• _TEXT BLOCK_:
********

Read A Commonwealth of Thieves Page 23


  As for D'Arcy Wentworth, he fell passionately in love with a pretty Irish convict of seventeen years named Catherine Crowley. She had been sentenced in Staffordshire for one of the usual offences, stealing clothing—although in her case it was a considerable amount of clothing. Catherine was sent down from Stafford gaol to London on the outside of a coach with three other girls, and boarded the Neptune. Wentworth had at first taken this young woman on as his servant, and she would have welcomed the relative freedom inherent in that situation. With Captain Donald Trail's at least tacit consent, D'Arcy made her his mistress soon after he joined the ship.

  Without reflecting on Crowley's individual and demonstrably loyal motives, Wentworth, despite his status as the Second Fleet's only paying passenger, was a gentleman with accompanying entitlements—and a vigorous lover. In reality, Wentworth may have been a more lonely figure aboard Neptune than Crowley was. And he remained so, not interfering, not being invited to interfere as a physician in what befell Catherine Crowley's convict brethren.

  So, in close quarters on Neptune could be found two furiously ambitious young men: one a reclusive, prickly officer, John Macarthur, with his wife, Elizabeth, pregnant; and the other the founding social outcast of penal New South Wales, D'Arcy Wentworth, with his lover, Catherine Crowley, pregnant. Elizabeth Veal Macarthur would be a more kindly, more loyal, and more enduring Becky Sharp, to the extent that she broke that mean mould and became her own woman, clear-eyed even amongst the miasmas of Neptune. Her as yet callow husband would be harder to admire so unconditionally.

  Catherine Crowley would have been as surprised as the politer Macarthurs to find out that the child she carried on Neptune would one day become Australia's first great constitutional statesman. But all that future was mired in shipboard squalor, stench, and dimness, and they sailed towards a place whose future was un-guaranteed in any case.

  twenty

  THE THREE SHIPS NOW GATHERED in Portsmouth were joined by a store ship named the Justinian, loading with flour, pork, beef, pease, oatmeal, spirits, oil, and sugar. There were also 162 bales of clothing and a quantity of coverlets, blankets, and cloth, and a portable military hospital, prefabricated for assembly in New South Wales. Four hundred gallons of vinegar were shipped for use as disinfectant and mouthwash.

  The wind kept the new convict fleet shuttling between Portsmouth Harbour and the Isle of Wight, but on 7 January, a Sunday morning in the new year of 1790, a westerly allowed them to tack their way down the Channel. The store ship Justinian left Falmouth the same day as the other three ships left the Motherbank.

  Twenty-two-year-old Elizabeth Macarthur kept herself absorbed by writing a stylish journal of the voyage. In the Bay of Biscay the sea “ran mountains high,” she wrote. Down the coast of west Africa, wind sails operated over the deck to keep the lower areas of the ship refreshed, but the terrible heat, particularly in the men's prison deck, could not be dealt with very well. Here was Georgian Hades, the convict deck of an eighteenth-century ship, the pumps on deck having no air to distribute, and men and women locked up with their complex screams and groans and surrenders.

********

• _STUDY QUESTIONS_:
• A. Switch "vigorous lover" to "ardent lover" in the excerpt, starting with "Without reflecting on" and going on through "Crowley's convict brethren.", and give that part again.
• B. What goods was the Justinian loading, according to the excerpt, in the list that ends with sugar?
Rely only on the excerpt.

Page segmentation data
********

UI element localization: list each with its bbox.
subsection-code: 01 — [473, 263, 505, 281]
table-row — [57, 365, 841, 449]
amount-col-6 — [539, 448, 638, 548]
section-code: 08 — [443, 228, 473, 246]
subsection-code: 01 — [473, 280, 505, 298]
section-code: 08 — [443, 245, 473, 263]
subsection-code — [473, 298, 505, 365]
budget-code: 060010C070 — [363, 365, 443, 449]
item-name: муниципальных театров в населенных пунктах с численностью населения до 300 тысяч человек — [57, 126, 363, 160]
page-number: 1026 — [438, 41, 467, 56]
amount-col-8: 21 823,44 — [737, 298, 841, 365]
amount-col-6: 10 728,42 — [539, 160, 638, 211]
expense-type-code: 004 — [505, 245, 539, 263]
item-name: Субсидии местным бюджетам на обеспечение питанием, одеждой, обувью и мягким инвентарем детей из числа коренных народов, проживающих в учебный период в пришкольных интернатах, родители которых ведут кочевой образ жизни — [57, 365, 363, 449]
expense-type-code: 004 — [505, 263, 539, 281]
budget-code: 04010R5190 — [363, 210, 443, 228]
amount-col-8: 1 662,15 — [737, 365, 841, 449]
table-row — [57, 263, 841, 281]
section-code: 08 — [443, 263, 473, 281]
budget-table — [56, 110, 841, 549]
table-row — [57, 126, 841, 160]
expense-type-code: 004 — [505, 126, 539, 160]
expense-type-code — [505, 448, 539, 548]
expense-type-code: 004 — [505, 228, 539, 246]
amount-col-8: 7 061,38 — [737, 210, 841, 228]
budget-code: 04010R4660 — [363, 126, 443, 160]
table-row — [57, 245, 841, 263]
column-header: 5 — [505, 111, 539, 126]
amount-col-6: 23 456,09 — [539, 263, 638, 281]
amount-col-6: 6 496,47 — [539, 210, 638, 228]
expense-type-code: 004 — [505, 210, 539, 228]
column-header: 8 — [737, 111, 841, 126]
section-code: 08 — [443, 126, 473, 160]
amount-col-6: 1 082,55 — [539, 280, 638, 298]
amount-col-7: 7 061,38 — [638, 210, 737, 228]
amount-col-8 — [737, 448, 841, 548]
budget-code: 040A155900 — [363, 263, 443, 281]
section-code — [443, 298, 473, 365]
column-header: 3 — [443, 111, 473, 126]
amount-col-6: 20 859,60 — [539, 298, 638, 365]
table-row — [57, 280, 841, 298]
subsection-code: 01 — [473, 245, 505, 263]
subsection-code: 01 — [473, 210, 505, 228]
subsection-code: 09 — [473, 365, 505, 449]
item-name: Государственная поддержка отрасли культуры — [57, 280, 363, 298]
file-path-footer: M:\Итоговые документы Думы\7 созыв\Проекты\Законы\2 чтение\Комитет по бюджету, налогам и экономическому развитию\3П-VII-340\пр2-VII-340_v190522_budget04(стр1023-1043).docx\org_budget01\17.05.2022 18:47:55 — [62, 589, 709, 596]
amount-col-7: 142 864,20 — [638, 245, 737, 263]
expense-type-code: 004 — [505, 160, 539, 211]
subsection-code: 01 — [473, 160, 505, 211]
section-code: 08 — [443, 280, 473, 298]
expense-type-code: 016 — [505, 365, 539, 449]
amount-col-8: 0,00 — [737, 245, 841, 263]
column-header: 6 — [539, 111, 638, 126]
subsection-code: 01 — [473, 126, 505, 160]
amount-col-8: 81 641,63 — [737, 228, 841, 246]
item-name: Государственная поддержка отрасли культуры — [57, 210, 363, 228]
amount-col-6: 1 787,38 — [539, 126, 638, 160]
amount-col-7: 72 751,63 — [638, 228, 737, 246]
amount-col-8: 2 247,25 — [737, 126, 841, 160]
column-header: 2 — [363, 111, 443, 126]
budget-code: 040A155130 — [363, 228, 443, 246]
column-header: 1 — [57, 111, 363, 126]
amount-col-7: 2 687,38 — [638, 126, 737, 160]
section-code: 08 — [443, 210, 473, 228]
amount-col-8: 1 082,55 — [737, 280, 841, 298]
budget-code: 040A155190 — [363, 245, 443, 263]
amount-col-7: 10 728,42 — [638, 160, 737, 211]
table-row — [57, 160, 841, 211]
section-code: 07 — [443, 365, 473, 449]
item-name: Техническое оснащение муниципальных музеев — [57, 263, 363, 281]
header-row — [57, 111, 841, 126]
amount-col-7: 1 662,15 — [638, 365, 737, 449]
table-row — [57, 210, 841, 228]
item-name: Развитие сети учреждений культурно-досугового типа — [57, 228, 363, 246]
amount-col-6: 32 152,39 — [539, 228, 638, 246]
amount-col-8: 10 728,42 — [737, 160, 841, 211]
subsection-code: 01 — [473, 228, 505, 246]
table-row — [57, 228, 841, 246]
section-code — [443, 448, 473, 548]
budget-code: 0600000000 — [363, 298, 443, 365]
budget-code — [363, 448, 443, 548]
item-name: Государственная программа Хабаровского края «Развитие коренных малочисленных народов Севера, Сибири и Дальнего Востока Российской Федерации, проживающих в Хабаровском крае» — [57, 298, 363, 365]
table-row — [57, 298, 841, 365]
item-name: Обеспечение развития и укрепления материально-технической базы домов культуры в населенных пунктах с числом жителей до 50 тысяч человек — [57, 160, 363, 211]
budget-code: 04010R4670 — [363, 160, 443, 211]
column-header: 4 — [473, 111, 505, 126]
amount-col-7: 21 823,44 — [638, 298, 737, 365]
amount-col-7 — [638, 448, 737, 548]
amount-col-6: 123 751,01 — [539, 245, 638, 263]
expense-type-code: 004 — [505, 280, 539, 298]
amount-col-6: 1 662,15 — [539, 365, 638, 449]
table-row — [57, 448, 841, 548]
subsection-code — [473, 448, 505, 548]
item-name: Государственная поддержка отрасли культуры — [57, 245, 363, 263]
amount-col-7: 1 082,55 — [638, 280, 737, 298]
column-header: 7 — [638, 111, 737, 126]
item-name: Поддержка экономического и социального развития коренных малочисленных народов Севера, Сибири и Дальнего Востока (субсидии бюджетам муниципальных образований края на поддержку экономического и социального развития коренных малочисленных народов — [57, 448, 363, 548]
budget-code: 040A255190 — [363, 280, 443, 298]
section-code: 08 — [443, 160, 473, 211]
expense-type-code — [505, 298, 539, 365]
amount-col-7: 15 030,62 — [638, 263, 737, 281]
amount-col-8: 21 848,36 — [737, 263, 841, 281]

********

• _ANSWERS TO THE EXERCISE_:
• A.
Without reflecting on Crowley's individual and demonstrably loyal motives, Wentworth, despite his status as the Second Fleet's only paying passenger, was a gentleman with accompanying entitlements—and a ardent lover. In reality, Wentworth may have been a more lonely figure aboard Neptune than Crowley was. And he remained so, not interfering, not being invited to interfere as a physician in what befell Catherine Crowley's convict brethren.

• B. Flour, pork, beef, pease, oatmeal, spirits, oil, and sugar.